(Collected data)

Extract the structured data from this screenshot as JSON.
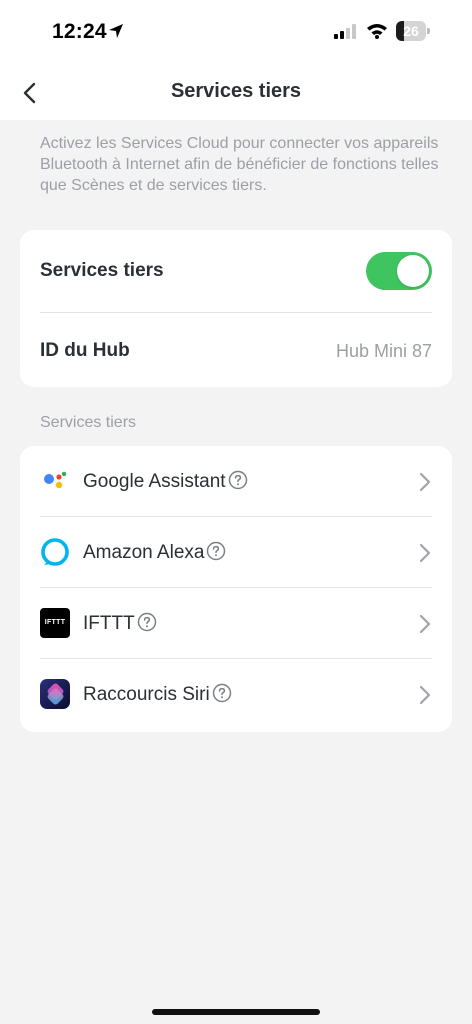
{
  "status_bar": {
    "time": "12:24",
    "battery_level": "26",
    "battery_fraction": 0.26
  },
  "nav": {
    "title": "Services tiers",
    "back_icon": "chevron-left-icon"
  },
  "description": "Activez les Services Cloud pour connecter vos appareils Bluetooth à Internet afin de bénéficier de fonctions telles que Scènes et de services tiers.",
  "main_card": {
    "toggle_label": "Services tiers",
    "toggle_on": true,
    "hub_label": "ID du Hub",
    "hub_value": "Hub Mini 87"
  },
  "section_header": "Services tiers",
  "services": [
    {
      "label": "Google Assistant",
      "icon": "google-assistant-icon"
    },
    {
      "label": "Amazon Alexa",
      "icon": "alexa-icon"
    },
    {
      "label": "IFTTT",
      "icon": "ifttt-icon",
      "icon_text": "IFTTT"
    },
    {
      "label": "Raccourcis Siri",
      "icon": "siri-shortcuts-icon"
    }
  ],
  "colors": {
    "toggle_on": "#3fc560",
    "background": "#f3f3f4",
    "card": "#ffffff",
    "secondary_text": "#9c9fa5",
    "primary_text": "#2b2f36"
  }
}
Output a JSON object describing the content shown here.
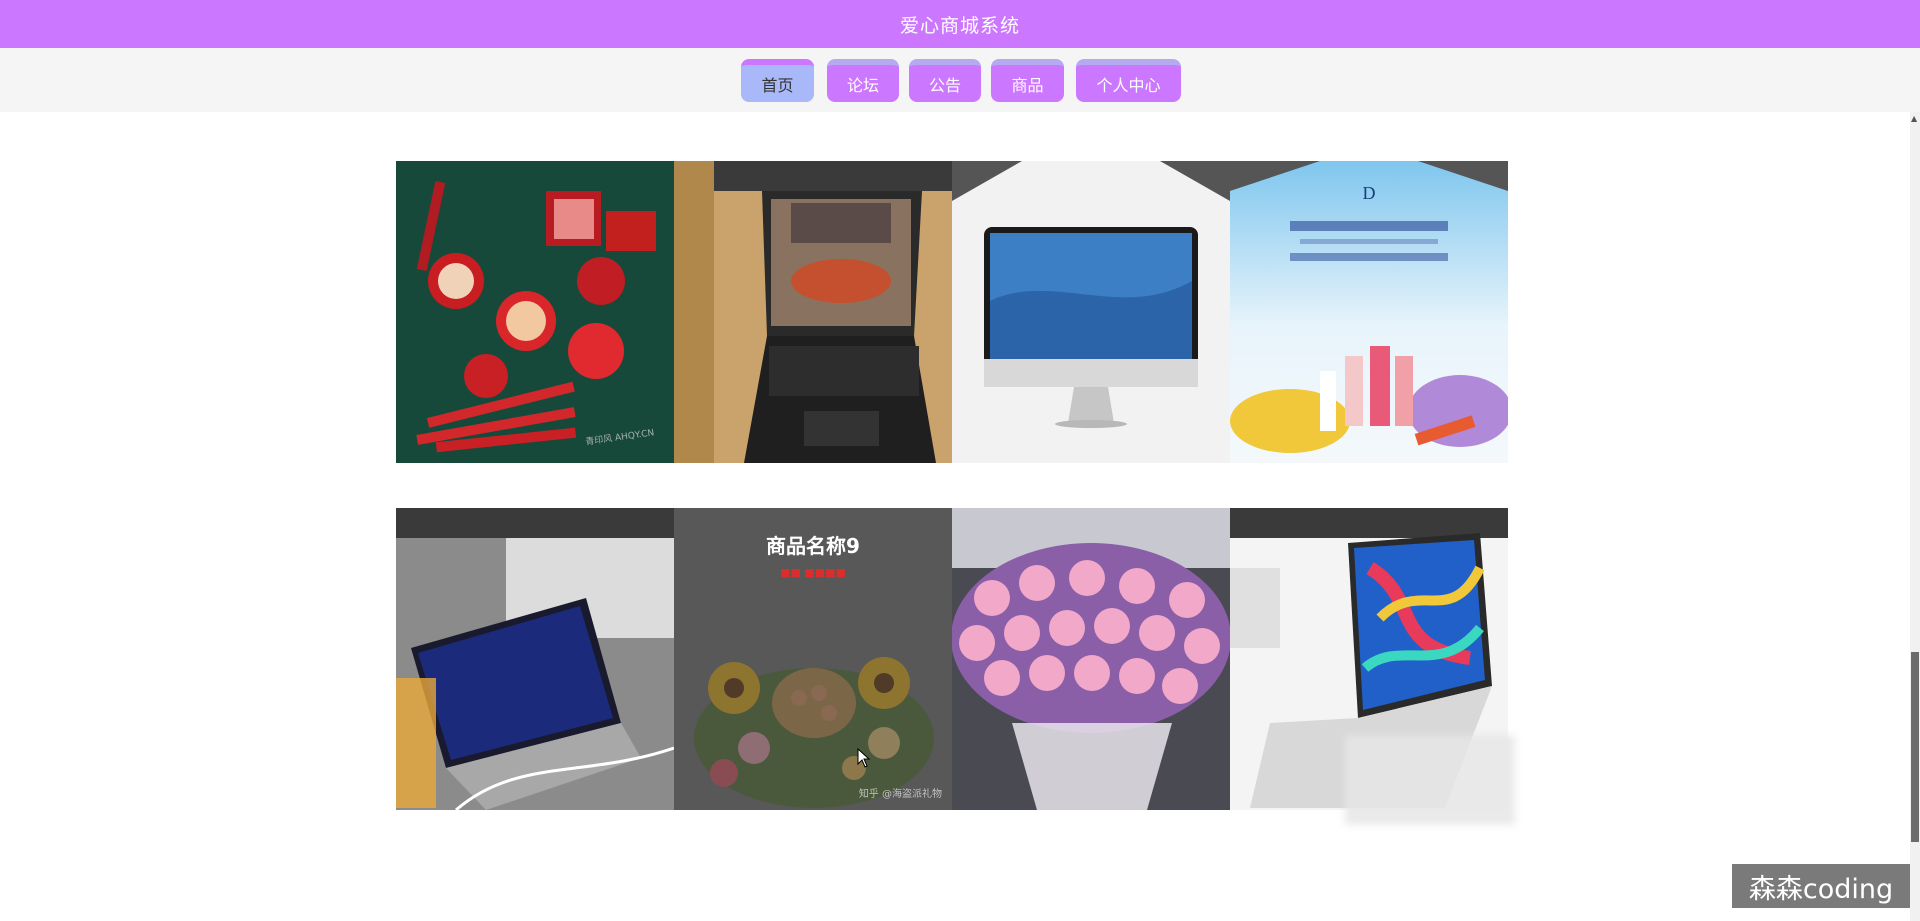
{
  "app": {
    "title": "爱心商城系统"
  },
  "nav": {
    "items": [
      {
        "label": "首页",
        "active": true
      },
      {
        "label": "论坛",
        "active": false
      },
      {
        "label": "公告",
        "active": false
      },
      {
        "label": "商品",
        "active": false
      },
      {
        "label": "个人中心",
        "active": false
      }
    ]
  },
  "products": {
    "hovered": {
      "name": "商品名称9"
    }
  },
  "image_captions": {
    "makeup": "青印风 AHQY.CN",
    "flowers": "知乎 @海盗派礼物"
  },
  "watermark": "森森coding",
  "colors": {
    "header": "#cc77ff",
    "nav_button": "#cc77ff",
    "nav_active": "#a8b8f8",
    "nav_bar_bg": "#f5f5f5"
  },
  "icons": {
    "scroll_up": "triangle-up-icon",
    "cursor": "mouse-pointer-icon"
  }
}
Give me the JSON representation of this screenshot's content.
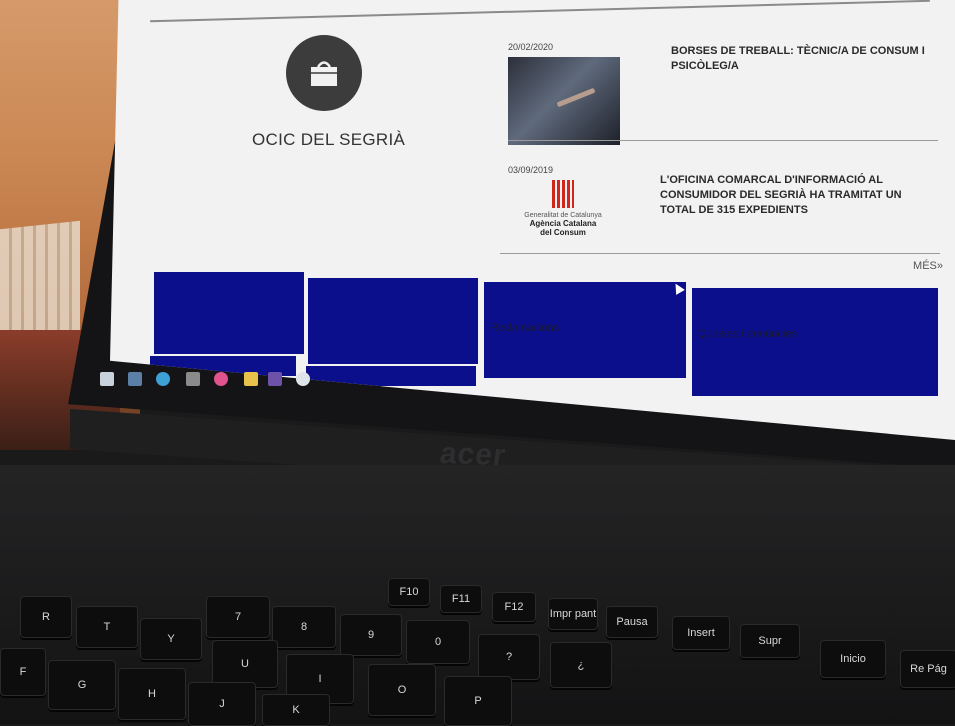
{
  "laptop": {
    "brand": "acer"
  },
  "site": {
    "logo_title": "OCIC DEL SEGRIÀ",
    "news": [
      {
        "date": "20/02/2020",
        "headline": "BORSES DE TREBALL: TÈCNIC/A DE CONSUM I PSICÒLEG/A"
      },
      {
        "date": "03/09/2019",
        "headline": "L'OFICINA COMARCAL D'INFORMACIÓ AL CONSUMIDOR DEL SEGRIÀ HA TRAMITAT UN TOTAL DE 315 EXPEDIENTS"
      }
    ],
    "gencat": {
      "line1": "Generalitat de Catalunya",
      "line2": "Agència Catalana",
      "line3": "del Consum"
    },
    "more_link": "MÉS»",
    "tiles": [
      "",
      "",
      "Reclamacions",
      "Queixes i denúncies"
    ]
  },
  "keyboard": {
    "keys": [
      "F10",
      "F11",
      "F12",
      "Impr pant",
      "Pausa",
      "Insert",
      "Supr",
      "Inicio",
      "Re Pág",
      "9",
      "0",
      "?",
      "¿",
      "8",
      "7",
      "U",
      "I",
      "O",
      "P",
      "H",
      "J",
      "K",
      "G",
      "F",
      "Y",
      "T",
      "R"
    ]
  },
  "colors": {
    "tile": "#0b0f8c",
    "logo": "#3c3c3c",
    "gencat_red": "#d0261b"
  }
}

Exercise directions - Write the listing above out again exactly, dropping each image.

Expected answer -
Extract the structured data from this screenshot as JSON.
{
  "status_bar": {
    "time": "12:24",
    "battery_level": "26",
    "battery_fraction": 0.26
  },
  "nav": {
    "title": "Services tiers",
    "back_icon": "chevron-left-icon"
  },
  "description": "Activez les Services Cloud pour connecter vos appareils Bluetooth à Internet afin de bénéficier de fonctions telles que Scènes et de services tiers.",
  "main_card": {
    "toggle_label": "Services tiers",
    "toggle_on": true,
    "hub_label": "ID du Hub",
    "hub_value": "Hub Mini 87"
  },
  "section_header": "Services tiers",
  "services": [
    {
      "label": "Google Assistant",
      "icon": "google-assistant-icon"
    },
    {
      "label": "Amazon Alexa",
      "icon": "alexa-icon"
    },
    {
      "label": "IFTTT",
      "icon": "ifttt-icon",
      "icon_text": "IFTTT"
    },
    {
      "label": "Raccourcis Siri",
      "icon": "siri-shortcuts-icon"
    }
  ],
  "colors": {
    "toggle_on": "#3fc560",
    "background": "#f3f3f4",
    "card": "#ffffff",
    "secondary_text": "#9c9fa5",
    "primary_text": "#2b2f36"
  }
}
Output a JSON object describing the content shown here.
{
  "app": {
    "title": "爱心商城系统"
  },
  "nav": {
    "items": [
      {
        "label": "首页",
        "active": true
      },
      {
        "label": "论坛",
        "active": false
      },
      {
        "label": "公告",
        "active": false
      },
      {
        "label": "商品",
        "active": false
      },
      {
        "label": "个人中心",
        "active": false
      }
    ]
  },
  "products": {
    "hovered": {
      "name": "商品名称9"
    }
  },
  "image_captions": {
    "makeup": "青印风 AHQY.CN",
    "flowers": "知乎 @海盗派礼物"
  },
  "watermark": "森森coding",
  "colors": {
    "header": "#cc77ff",
    "nav_button": "#cc77ff",
    "nav_active": "#a8b8f8",
    "nav_bar_bg": "#f5f5f5"
  },
  "icons": {
    "scroll_up": "triangle-up-icon",
    "cursor": "mouse-pointer-icon"
  }
}
Give me the JSON representation of this screenshot's content.
{
  "laptop": {
    "brand": "acer"
  },
  "site": {
    "logo_title": "OCIC DEL SEGRIÀ",
    "news": [
      {
        "date": "20/02/2020",
        "headline": "BORSES DE TREBALL: TÈCNIC/A DE CONSUM I PSICÒLEG/A"
      },
      {
        "date": "03/09/2019",
        "headline": "L'OFICINA COMARCAL D'INFORMACIÓ AL CONSUMIDOR DEL SEGRIÀ HA TRAMITAT UN TOTAL DE 315 EXPEDIENTS"
      }
    ],
    "gencat": {
      "line1": "Generalitat de Catalunya",
      "line2": "Agència Catalana",
      "line3": "del Consum"
    },
    "more_link": "MÉS»",
    "tiles": [
      "",
      "",
      "Reclamacions",
      "Queixes i denúncies"
    ]
  },
  "keyboard": {
    "keys": [
      "F10",
      "F11",
      "F12",
      "Impr pant",
      "Pausa",
      "Insert",
      "Supr",
      "Inicio",
      "Re Pág",
      "9",
      "0",
      "?",
      "¿",
      "8",
      "7",
      "U",
      "I",
      "O",
      "P",
      "H",
      "J",
      "K",
      "G",
      "F",
      "Y",
      "T",
      "R"
    ]
  },
  "colors": {
    "tile": "#0b0f8c",
    "logo": "#3c3c3c",
    "gencat_red": "#d0261b"
  }
}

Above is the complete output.